Given data:
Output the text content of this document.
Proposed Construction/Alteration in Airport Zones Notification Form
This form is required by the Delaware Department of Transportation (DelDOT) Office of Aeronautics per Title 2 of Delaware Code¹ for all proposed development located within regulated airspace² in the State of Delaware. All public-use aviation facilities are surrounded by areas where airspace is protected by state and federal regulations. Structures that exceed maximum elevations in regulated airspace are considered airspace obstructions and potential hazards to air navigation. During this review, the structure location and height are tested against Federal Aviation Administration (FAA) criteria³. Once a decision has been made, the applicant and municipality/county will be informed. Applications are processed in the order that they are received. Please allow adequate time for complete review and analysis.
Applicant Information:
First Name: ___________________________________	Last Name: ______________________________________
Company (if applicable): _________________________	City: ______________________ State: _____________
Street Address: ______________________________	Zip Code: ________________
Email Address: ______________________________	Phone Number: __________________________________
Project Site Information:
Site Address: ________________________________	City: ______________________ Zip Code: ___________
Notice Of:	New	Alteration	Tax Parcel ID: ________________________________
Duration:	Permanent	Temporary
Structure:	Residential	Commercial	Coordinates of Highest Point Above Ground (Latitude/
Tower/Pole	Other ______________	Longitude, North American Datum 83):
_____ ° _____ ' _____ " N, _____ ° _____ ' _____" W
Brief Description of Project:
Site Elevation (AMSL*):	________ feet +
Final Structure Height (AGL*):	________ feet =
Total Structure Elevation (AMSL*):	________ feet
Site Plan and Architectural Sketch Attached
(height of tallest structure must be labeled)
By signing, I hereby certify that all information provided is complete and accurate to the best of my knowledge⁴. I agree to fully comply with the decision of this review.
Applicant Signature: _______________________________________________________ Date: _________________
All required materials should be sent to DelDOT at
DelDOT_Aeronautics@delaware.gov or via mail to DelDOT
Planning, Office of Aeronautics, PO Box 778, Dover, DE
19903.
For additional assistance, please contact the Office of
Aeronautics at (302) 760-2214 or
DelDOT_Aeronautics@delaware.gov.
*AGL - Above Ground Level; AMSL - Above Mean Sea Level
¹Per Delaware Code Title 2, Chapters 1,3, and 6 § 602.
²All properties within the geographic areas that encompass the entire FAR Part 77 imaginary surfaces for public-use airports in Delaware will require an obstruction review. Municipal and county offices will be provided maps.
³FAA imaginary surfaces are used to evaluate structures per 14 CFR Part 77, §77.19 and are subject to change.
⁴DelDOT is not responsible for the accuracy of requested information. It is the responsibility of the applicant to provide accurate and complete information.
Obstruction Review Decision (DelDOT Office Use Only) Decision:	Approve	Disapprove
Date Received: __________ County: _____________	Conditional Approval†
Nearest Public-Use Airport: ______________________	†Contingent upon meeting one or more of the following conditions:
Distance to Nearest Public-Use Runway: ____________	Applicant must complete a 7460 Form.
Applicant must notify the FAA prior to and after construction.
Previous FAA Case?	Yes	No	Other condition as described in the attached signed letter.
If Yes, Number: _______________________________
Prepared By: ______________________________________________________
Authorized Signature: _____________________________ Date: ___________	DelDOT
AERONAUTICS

Your task:
Count the lines in the material above where the string "City" appears, then state only that count.

Result:
2